(Items from a figure collection)

▶

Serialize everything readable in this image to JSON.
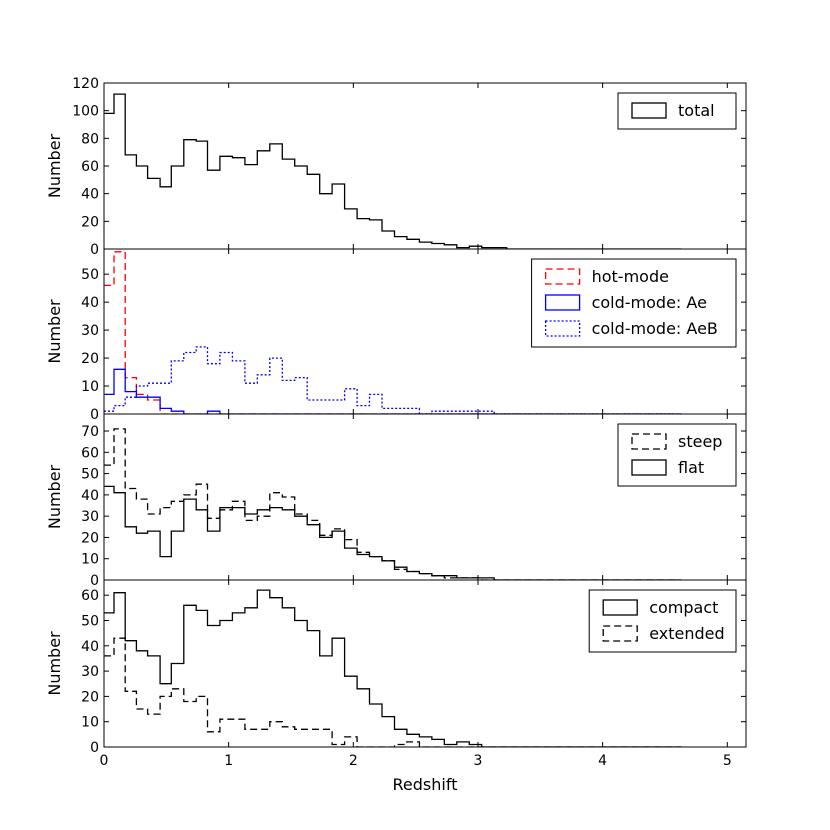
{
  "chart_data": {
    "type": "step-histogram",
    "xlabel": "Redshift",
    "x_ticks": [
      {
        "value": 0,
        "label": "0"
      },
      {
        "value": 1,
        "label": "1"
      },
      {
        "value": 2,
        "label": "2"
      },
      {
        "value": 3,
        "label": "3"
      },
      {
        "value": 4,
        "label": "4"
      },
      {
        "value": 5,
        "label": "5"
      }
    ],
    "bin_edges": [
      0.0,
      0.08,
      0.17,
      0.26,
      0.35,
      0.45,
      0.54,
      0.64,
      0.74,
      0.83,
      0.93,
      1.03,
      1.13,
      1.23,
      1.33,
      1.43,
      1.53,
      1.63,
      1.73,
      1.83,
      1.93,
      2.03,
      2.13,
      2.23,
      2.33,
      2.43,
      2.53,
      2.63,
      2.73,
      2.83,
      2.93,
      3.03,
      3.13,
      3.23,
      3.33,
      3.43,
      3.53,
      3.63,
      3.73,
      3.83,
      3.93,
      4.03,
      4.13,
      4.23,
      4.33,
      4.43,
      4.53,
      4.63
    ],
    "panels": [
      {
        "ylabel": "Number",
        "ylim": [
          0,
          120
        ],
        "y_ticks": [
          0,
          20,
          40,
          60,
          80,
          100,
          120
        ],
        "legend_position": "top-right",
        "series": [
          {
            "name": "total",
            "color": "#000000",
            "style": "solid",
            "values": [
              98,
              112,
              68,
              60,
              51,
              45,
              60,
              79,
              78,
              57,
              67,
              66,
              61,
              71,
              76,
              65,
              60,
              54,
              40,
              47,
              29,
              22,
              21,
              13,
              9,
              7,
              5,
              4,
              3,
              1,
              2,
              1,
              1,
              0,
              0,
              0,
              0,
              0,
              0,
              0,
              0,
              0,
              0,
              0,
              0,
              0,
              0
            ]
          }
        ]
      },
      {
        "ylabel": "Number",
        "ylim": [
          0,
          59
        ],
        "y_ticks": [
          0,
          10,
          20,
          30,
          40,
          50
        ],
        "legend_position": "top-right",
        "series": [
          {
            "name": "hot-mode",
            "color": "#ff0000",
            "style": "dashed",
            "values": [
              46,
              58,
              13,
              7,
              5,
              0,
              0,
              0,
              0,
              0,
              0,
              0,
              0,
              0,
              0,
              0,
              0,
              0,
              0,
              0,
              0,
              0,
              0,
              0,
              0,
              0,
              0,
              0,
              0,
              0,
              0,
              0,
              0,
              0,
              0,
              0,
              0,
              0,
              0,
              0,
              0,
              0,
              0,
              0,
              0,
              0,
              0
            ]
          },
          {
            "name": "cold-mode: Ae",
            "color": "#0000ff",
            "style": "solid",
            "values": [
              7,
              16,
              8,
              6,
              6,
              2,
              1,
              0,
              0,
              1,
              0,
              0,
              0,
              0,
              0,
              0,
              0,
              0,
              0,
              0,
              0,
              0,
              0,
              0,
              0,
              0,
              0,
              0,
              0,
              0,
              0,
              0,
              0,
              0,
              0,
              0,
              0,
              0,
              0,
              0,
              0,
              0,
              0,
              0,
              0,
              0,
              0
            ]
          },
          {
            "name": "cold-mode: AeB",
            "color": "#0000ff",
            "style": "dotted",
            "values": [
              1,
              3,
              6,
              10,
              11,
              11,
              19,
              22,
              24,
              18,
              22,
              19,
              11,
              14,
              20,
              12,
              13,
              5,
              5,
              5,
              9,
              3,
              7,
              2,
              2,
              2,
              0,
              1,
              1,
              1,
              1,
              1,
              0,
              0,
              0,
              0,
              0,
              0,
              0,
              0,
              0,
              0,
              0,
              0,
              0,
              0,
              0
            ]
          }
        ]
      },
      {
        "ylabel": "Number",
        "ylim": [
          0,
          78
        ],
        "y_ticks": [
          0,
          10,
          20,
          30,
          40,
          50,
          60,
          70
        ],
        "legend_position": "top-right",
        "series": [
          {
            "name": "steep",
            "color": "#000000",
            "style": "dashed",
            "values": [
              54,
              71,
              43,
              38,
              31,
              34,
              37,
              40,
              45,
              29,
              33,
              37,
              28,
              30,
              41,
              39,
              31,
              28,
              21,
              24,
              19,
              13,
              11,
              9,
              5,
              4,
              3,
              2,
              1,
              1,
              1,
              0,
              0,
              0,
              0,
              0,
              0,
              0,
              0,
              0,
              0,
              0,
              0,
              0,
              0,
              0,
              0
            ]
          },
          {
            "name": "flat",
            "color": "#000000",
            "style": "solid",
            "values": [
              44,
              41,
              25,
              22,
              23,
              11,
              23,
              38,
              33,
              23,
              34,
              34,
              31,
              33,
              34,
              33,
              30,
              26,
              20,
              23,
              15,
              12,
              11,
              9,
              6,
              4,
              3,
              2,
              2,
              1,
              1,
              1,
              0,
              0,
              0,
              0,
              0,
              0,
              0,
              0,
              0,
              0,
              0,
              0,
              0,
              0,
              0
            ]
          }
        ]
      },
      {
        "ylabel": "Number",
        "ylim": [
          0,
          66
        ],
        "y_ticks": [
          0,
          10,
          20,
          30,
          40,
          50,
          60
        ],
        "legend_position": "top-right",
        "series": [
          {
            "name": "compact",
            "color": "#000000",
            "style": "solid",
            "values": [
              53,
              61,
              42,
              38,
              36,
              25,
              33,
              56,
              54,
              48,
              50,
              53,
              55,
              62,
              59,
              55,
              50,
              46,
              36,
              43,
              28,
              23,
              17,
              12,
              7,
              5,
              4,
              3,
              1,
              2,
              1,
              0,
              0,
              0,
              0,
              0,
              0,
              0,
              0,
              0,
              0,
              0,
              0,
              0,
              0,
              0,
              0
            ]
          },
          {
            "name": "extended",
            "color": "#000000",
            "style": "dashed",
            "values": [
              36,
              43,
              22,
              15,
              13,
              20,
              23,
              18,
              20,
              6,
              11,
              11,
              7,
              7,
              10,
              8,
              7,
              7,
              7,
              1,
              4,
              0,
              0,
              0,
              1,
              2,
              0,
              0,
              0,
              0,
              0,
              0,
              0,
              0,
              0,
              0,
              0,
              0,
              0,
              0,
              0,
              0,
              0,
              0,
              0,
              0,
              0
            ]
          }
        ]
      }
    ]
  }
}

◀

#### Written problem:
The records above are to be reproduced exactly; the pictures are to be left out.

#### Answer to this problem:
Serialize everything readable in this image to JSON.
{
  "chart_data": {
    "type": "step-histogram",
    "xlabel": "Redshift",
    "x_ticks": [
      {
        "value": 0,
        "label": "0"
      },
      {
        "value": 1,
        "label": "1"
      },
      {
        "value": 2,
        "label": "2"
      },
      {
        "value": 3,
        "label": "3"
      },
      {
        "value": 4,
        "label": "4"
      },
      {
        "value": 5,
        "label": "5"
      }
    ],
    "bin_edges": [
      0.0,
      0.08,
      0.17,
      0.26,
      0.35,
      0.45,
      0.54,
      0.64,
      0.74,
      0.83,
      0.93,
      1.03,
      1.13,
      1.23,
      1.33,
      1.43,
      1.53,
      1.63,
      1.73,
      1.83,
      1.93,
      2.03,
      2.13,
      2.23,
      2.33,
      2.43,
      2.53,
      2.63,
      2.73,
      2.83,
      2.93,
      3.03,
      3.13,
      3.23,
      3.33,
      3.43,
      3.53,
      3.63,
      3.73,
      3.83,
      3.93,
      4.03,
      4.13,
      4.23,
      4.33,
      4.43,
      4.53,
      4.63
    ],
    "panels": [
      {
        "ylabel": "Number",
        "ylim": [
          0,
          120
        ],
        "y_ticks": [
          0,
          20,
          40,
          60,
          80,
          100,
          120
        ],
        "legend_position": "top-right",
        "series": [
          {
            "name": "total",
            "color": "#000000",
            "style": "solid",
            "values": [
              98,
              112,
              68,
              60,
              51,
              45,
              60,
              79,
              78,
              57,
              67,
              66,
              61,
              71,
              76,
              65,
              60,
              54,
              40,
              47,
              29,
              22,
              21,
              13,
              9,
              7,
              5,
              4,
              3,
              1,
              2,
              1,
              1,
              0,
              0,
              0,
              0,
              0,
              0,
              0,
              0,
              0,
              0,
              0,
              0,
              0,
              0
            ]
          }
        ]
      },
      {
        "ylabel": "Number",
        "ylim": [
          0,
          59
        ],
        "y_ticks": [
          0,
          10,
          20,
          30,
          40,
          50
        ],
        "legend_position": "top-right",
        "series": [
          {
            "name": "hot-mode",
            "color": "#ff0000",
            "style": "dashed",
            "values": [
              46,
              58,
              13,
              7,
              5,
              0,
              0,
              0,
              0,
              0,
              0,
              0,
              0,
              0,
              0,
              0,
              0,
              0,
              0,
              0,
              0,
              0,
              0,
              0,
              0,
              0,
              0,
              0,
              0,
              0,
              0,
              0,
              0,
              0,
              0,
              0,
              0,
              0,
              0,
              0,
              0,
              0,
              0,
              0,
              0,
              0,
              0
            ]
          },
          {
            "name": "cold-mode: Ae",
            "color": "#0000ff",
            "style": "solid",
            "values": [
              7,
              16,
              8,
              6,
              6,
              2,
              1,
              0,
              0,
              1,
              0,
              0,
              0,
              0,
              0,
              0,
              0,
              0,
              0,
              0,
              0,
              0,
              0,
              0,
              0,
              0,
              0,
              0,
              0,
              0,
              0,
              0,
              0,
              0,
              0,
              0,
              0,
              0,
              0,
              0,
              0,
              0,
              0,
              0,
              0,
              0,
              0
            ]
          },
          {
            "name": "cold-mode: AeB",
            "color": "#0000ff",
            "style": "dotted",
            "values": [
              1,
              3,
              6,
              10,
              11,
              11,
              19,
              22,
              24,
              18,
              22,
              19,
              11,
              14,
              20,
              12,
              13,
              5,
              5,
              5,
              9,
              3,
              7,
              2,
              2,
              2,
              0,
              1,
              1,
              1,
              1,
              1,
              0,
              0,
              0,
              0,
              0,
              0,
              0,
              0,
              0,
              0,
              0,
              0,
              0,
              0,
              0
            ]
          }
        ]
      },
      {
        "ylabel": "Number",
        "ylim": [
          0,
          78
        ],
        "y_ticks": [
          0,
          10,
          20,
          30,
          40,
          50,
          60,
          70
        ],
        "legend_position": "top-right",
        "series": [
          {
            "name": "steep",
            "color": "#000000",
            "style": "dashed",
            "values": [
              54,
              71,
              43,
              38,
              31,
              34,
              37,
              40,
              45,
              29,
              33,
              37,
              28,
              30,
              41,
              39,
              31,
              28,
              21,
              24,
              19,
              13,
              11,
              9,
              5,
              4,
              3,
              2,
              1,
              1,
              1,
              0,
              0,
              0,
              0,
              0,
              0,
              0,
              0,
              0,
              0,
              0,
              0,
              0,
              0,
              0,
              0
            ]
          },
          {
            "name": "flat",
            "color": "#000000",
            "style": "solid",
            "values": [
              44,
              41,
              25,
              22,
              23,
              11,
              23,
              38,
              33,
              23,
              34,
              34,
              31,
              33,
              34,
              33,
              30,
              26,
              20,
              23,
              15,
              12,
              11,
              9,
              6,
              4,
              3,
              2,
              2,
              1,
              1,
              1,
              0,
              0,
              0,
              0,
              0,
              0,
              0,
              0,
              0,
              0,
              0,
              0,
              0,
              0,
              0
            ]
          }
        ]
      },
      {
        "ylabel": "Number",
        "ylim": [
          0,
          66
        ],
        "y_ticks": [
          0,
          10,
          20,
          30,
          40,
          50,
          60
        ],
        "legend_position": "top-right",
        "series": [
          {
            "name": "compact",
            "color": "#000000",
            "style": "solid",
            "values": [
              53,
              61,
              42,
              38,
              36,
              25,
              33,
              56,
              54,
              48,
              50,
              53,
              55,
              62,
              59,
              55,
              50,
              46,
              36,
              43,
              28,
              23,
              17,
              12,
              7,
              5,
              4,
              3,
              1,
              2,
              1,
              0,
              0,
              0,
              0,
              0,
              0,
              0,
              0,
              0,
              0,
              0,
              0,
              0,
              0,
              0,
              0
            ]
          },
          {
            "name": "extended",
            "color": "#000000",
            "style": "dashed",
            "values": [
              36,
              43,
              22,
              15,
              13,
              20,
              23,
              18,
              20,
              6,
              11,
              11,
              7,
              7,
              10,
              8,
              7,
              7,
              7,
              1,
              4,
              0,
              0,
              0,
              1,
              2,
              0,
              0,
              0,
              0,
              0,
              0,
              0,
              0,
              0,
              0,
              0,
              0,
              0,
              0,
              0,
              0,
              0,
              0,
              0,
              0,
              0
            ]
          }
        ]
      }
    ]
  }
}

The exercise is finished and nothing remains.